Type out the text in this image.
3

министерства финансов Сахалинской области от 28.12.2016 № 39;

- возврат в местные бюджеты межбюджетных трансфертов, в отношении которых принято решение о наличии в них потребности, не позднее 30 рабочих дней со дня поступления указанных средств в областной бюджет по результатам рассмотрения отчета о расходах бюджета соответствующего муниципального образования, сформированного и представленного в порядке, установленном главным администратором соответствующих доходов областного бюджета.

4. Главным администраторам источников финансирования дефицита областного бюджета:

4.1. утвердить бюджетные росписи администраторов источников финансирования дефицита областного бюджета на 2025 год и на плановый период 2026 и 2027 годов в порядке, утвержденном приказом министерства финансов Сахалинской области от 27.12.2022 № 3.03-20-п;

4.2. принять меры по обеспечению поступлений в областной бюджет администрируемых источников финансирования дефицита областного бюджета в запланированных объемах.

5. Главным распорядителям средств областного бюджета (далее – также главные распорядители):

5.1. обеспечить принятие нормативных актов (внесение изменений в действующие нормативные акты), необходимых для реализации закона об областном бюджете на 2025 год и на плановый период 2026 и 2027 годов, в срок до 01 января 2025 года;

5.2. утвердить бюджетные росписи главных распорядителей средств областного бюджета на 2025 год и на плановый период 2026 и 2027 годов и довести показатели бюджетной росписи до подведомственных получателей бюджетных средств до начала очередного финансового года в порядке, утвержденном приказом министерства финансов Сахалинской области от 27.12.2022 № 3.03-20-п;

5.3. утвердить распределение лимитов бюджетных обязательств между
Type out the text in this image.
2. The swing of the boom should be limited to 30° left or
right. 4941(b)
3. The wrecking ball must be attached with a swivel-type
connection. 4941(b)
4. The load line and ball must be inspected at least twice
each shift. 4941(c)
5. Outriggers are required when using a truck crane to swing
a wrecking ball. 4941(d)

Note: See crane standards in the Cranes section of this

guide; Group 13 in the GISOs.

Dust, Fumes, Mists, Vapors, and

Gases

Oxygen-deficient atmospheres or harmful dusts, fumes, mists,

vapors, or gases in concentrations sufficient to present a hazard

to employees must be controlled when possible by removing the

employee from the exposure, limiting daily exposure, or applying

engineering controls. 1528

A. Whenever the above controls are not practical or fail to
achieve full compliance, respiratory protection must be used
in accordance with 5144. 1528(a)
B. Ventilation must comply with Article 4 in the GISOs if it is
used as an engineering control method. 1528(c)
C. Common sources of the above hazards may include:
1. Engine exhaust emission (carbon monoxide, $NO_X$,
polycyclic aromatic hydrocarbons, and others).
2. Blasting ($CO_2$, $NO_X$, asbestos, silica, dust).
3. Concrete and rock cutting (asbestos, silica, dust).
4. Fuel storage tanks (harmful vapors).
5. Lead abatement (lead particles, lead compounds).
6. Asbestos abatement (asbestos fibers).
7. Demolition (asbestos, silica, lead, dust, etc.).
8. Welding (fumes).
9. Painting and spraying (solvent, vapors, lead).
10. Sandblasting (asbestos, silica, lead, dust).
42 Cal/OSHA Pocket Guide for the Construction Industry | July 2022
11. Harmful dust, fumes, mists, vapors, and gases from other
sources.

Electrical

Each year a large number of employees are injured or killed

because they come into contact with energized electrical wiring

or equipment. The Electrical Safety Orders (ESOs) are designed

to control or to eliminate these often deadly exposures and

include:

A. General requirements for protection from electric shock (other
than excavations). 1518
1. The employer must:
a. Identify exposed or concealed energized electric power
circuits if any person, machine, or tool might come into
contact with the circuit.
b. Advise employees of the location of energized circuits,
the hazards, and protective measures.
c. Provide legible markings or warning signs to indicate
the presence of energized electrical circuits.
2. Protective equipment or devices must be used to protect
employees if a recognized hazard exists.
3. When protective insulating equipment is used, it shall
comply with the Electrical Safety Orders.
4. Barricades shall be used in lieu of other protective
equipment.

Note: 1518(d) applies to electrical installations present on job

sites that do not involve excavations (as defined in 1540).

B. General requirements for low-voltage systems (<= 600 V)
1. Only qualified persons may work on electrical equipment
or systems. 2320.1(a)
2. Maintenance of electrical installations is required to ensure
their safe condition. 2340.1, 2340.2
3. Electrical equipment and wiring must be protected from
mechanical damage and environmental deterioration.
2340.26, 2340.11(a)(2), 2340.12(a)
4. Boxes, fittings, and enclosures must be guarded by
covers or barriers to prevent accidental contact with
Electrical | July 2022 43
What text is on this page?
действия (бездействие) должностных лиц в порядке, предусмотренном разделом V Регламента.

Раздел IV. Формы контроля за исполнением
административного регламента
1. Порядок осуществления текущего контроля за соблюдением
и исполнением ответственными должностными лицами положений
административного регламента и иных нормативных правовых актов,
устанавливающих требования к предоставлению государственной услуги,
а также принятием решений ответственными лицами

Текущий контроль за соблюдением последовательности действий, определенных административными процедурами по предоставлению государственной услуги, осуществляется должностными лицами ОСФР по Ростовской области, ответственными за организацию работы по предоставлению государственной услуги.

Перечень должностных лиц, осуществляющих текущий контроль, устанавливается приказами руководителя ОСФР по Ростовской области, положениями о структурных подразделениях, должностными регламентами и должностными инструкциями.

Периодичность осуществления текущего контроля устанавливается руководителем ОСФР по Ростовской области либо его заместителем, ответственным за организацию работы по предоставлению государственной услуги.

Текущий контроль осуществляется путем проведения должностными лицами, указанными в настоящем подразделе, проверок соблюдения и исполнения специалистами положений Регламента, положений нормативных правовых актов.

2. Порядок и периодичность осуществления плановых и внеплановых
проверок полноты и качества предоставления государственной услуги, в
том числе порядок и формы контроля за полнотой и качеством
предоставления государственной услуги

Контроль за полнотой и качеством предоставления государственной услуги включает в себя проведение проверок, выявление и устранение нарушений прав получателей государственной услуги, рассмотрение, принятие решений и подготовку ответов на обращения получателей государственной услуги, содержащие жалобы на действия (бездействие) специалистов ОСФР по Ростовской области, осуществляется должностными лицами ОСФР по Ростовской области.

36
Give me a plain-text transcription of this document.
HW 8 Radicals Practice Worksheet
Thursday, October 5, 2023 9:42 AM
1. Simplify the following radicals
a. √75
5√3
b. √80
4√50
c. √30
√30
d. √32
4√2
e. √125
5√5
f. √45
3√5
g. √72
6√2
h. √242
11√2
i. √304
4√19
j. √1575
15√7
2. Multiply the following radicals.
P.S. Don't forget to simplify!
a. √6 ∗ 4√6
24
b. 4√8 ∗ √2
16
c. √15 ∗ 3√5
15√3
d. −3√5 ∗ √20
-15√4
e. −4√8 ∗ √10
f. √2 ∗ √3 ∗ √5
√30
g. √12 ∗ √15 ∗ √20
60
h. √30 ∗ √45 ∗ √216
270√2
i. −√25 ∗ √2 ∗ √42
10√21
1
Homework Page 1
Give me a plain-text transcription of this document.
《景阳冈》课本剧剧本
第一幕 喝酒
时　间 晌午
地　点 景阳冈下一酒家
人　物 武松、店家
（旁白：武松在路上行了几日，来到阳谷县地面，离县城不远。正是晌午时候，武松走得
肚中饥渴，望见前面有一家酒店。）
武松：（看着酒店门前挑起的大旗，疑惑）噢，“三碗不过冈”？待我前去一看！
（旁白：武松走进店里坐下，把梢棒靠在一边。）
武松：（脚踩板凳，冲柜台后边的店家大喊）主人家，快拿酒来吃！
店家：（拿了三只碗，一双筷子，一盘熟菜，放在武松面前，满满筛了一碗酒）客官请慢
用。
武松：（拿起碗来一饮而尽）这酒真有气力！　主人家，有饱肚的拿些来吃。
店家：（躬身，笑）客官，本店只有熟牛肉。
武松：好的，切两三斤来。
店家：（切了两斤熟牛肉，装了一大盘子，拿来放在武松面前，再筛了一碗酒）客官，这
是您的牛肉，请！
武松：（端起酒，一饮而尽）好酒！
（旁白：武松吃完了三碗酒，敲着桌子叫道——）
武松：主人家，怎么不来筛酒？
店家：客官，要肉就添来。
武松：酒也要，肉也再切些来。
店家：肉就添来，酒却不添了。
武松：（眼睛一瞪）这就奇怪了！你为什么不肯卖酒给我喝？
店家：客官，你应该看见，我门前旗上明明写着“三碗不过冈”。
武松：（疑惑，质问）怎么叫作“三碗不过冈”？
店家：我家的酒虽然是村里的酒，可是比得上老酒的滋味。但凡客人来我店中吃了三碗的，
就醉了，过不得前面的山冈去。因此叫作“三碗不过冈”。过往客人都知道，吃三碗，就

────────────────

## GIVEN INSTRUCTION
Report the number of lines that contain "into", with no other words.

## REPLY TO THE TASK
2